Your instructions → List each line of the data in which the string "Papryka" appears.

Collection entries
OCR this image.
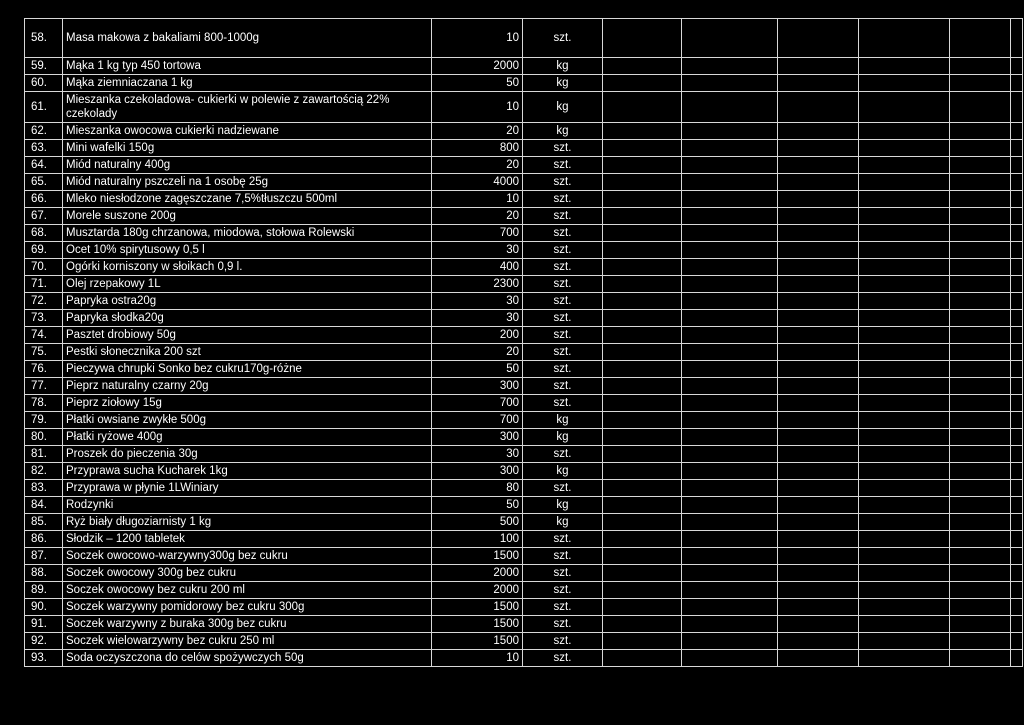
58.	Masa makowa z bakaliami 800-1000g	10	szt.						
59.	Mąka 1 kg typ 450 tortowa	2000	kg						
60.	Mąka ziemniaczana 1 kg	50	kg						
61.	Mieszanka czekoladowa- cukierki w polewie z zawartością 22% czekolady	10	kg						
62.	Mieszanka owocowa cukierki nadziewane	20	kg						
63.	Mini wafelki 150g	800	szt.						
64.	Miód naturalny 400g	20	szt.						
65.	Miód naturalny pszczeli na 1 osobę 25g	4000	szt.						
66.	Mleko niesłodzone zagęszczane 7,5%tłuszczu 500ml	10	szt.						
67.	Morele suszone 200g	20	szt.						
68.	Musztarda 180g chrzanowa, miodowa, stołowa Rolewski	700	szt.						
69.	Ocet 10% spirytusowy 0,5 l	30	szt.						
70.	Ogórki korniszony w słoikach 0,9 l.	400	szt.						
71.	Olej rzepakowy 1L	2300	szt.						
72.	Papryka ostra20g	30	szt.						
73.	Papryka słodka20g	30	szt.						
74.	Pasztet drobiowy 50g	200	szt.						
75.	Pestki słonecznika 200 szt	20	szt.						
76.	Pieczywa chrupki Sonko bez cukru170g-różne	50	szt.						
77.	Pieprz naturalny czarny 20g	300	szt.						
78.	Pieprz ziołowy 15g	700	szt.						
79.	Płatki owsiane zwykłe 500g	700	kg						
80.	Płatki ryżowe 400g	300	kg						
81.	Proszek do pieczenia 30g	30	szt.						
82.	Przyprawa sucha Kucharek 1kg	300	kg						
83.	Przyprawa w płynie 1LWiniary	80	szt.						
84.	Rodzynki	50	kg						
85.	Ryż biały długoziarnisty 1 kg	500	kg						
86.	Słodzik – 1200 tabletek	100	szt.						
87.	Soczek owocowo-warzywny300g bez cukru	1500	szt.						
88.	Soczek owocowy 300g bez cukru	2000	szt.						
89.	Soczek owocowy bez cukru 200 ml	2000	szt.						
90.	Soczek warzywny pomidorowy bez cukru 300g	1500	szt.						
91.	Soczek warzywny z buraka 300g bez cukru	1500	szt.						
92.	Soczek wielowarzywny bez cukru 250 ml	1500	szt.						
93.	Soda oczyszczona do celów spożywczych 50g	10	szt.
--
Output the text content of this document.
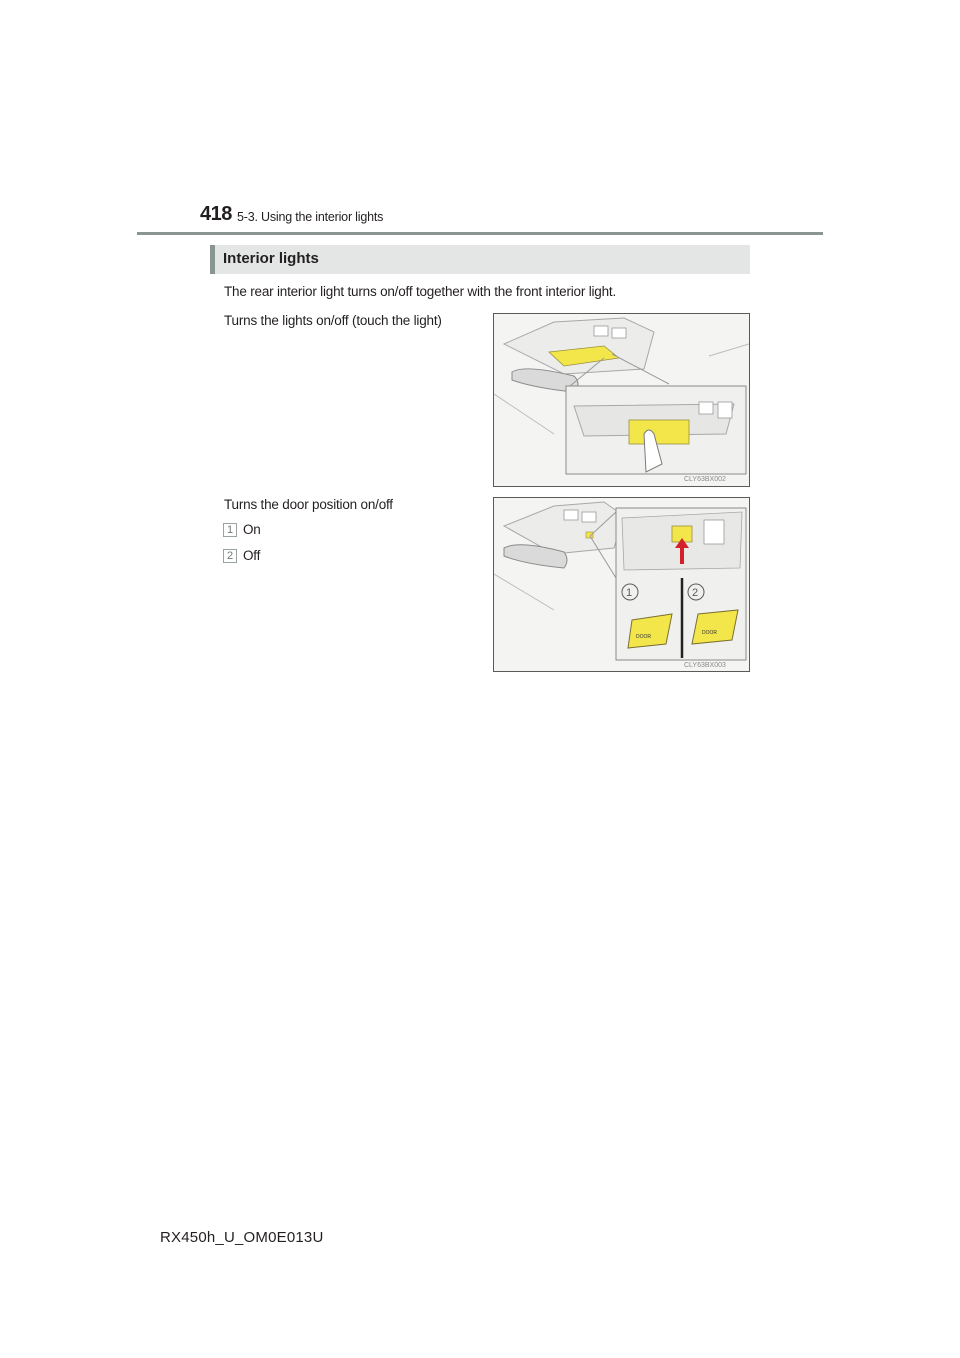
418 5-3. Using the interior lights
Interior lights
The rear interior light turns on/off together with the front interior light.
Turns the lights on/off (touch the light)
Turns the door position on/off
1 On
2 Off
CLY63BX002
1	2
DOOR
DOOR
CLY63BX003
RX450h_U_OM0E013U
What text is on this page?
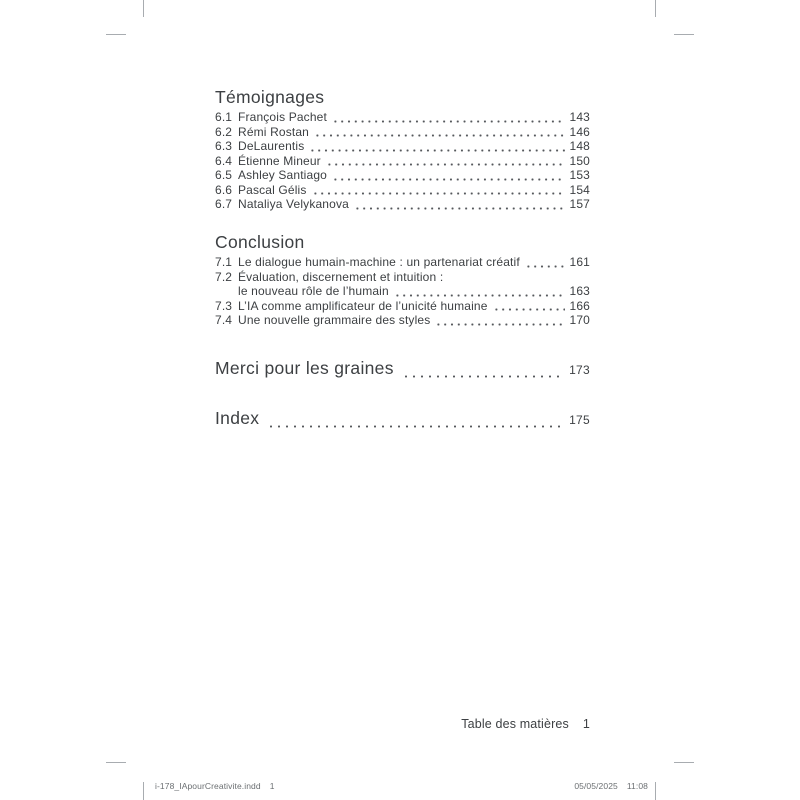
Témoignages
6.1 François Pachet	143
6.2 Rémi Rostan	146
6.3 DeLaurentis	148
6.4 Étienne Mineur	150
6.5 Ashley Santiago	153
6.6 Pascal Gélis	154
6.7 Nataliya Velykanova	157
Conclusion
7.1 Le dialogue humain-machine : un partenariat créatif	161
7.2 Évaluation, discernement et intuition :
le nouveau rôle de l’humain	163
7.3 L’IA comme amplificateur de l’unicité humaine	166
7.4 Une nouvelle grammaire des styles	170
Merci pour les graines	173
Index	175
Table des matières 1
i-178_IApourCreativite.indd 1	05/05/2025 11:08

Written solution →
72.	Papryka ostra20g	30	szt.						
73.	Papryka słodka20g	30	szt.						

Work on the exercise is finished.